Source material:
..........

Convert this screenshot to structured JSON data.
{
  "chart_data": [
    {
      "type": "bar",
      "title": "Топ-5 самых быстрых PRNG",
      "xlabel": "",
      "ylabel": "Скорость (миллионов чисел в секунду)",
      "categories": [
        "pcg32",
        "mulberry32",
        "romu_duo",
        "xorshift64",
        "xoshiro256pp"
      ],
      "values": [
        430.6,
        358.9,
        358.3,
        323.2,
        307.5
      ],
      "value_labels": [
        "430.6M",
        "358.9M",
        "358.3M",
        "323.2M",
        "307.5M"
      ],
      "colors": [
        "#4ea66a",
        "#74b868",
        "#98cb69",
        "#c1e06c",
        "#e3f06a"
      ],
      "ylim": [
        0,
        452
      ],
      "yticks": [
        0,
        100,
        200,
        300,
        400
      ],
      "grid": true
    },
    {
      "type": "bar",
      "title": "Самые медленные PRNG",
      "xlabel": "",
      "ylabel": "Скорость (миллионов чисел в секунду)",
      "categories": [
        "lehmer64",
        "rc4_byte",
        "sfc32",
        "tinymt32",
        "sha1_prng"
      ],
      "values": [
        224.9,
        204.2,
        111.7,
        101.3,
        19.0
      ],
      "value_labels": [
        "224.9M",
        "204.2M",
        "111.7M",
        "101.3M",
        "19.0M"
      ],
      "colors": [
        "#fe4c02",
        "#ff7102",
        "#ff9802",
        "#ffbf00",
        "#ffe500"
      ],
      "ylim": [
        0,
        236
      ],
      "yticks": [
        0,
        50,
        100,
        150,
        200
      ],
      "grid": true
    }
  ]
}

..........

Requirement:
Output all of the material exactly as written.

Task result:
Convert this screenshot to structured JSON data.
{
  "chart_data": [
    {
      "type": "bar",
      "title": "Топ-5 самых быстрых PRNG",
      "xlabel": "",
      "ylabel": "Скорость (миллионов чисел в секунду)",
      "categories": [
        "pcg32",
        "mulberry32",
        "romu_duo",
        "xorshift64",
        "xoshiro256pp"
      ],
      "values": [
        430.6,
        358.9,
        358.3,
        323.2,
        307.5
      ],
      "value_labels": [
        "430.6M",
        "358.9M",
        "358.3M",
        "323.2M",
        "307.5M"
      ],
      "colors": [
        "#4ea66a",
        "#74b868",
        "#98cb69",
        "#c1e06c",
        "#e3f06a"
      ],
      "ylim": [
        0,
        452
      ],
      "yticks": [
        0,
        100,
        200,
        300,
        400
      ],
      "grid": true
    },
    {
      "type": "bar",
      "title": "Самые медленные PRNG",
      "xlabel": "",
      "ylabel": "Скорость (миллионов чисел в секунду)",
      "categories": [
        "lehmer64",
        "rc4_byte",
        "sfc32",
        "tinymt32",
        "sha1_prng"
      ],
      "values": [
        224.9,
        204.2,
        111.7,
        101.3,
        19.0
      ],
      "value_labels": [
        "224.9M",
        "204.2M",
        "111.7M",
        "101.3M",
        "19.0M"
      ],
      "colors": [
        "#fe4c02",
        "#ff7102",
        "#ff9802",
        "#ffbf00",
        "#ffe500"
      ],
      "ylim": [
        0,
        236
      ],
      "yticks": [
        0,
        50,
        100,
        150,
        200
      ],
      "grid": true
    }
  ]
}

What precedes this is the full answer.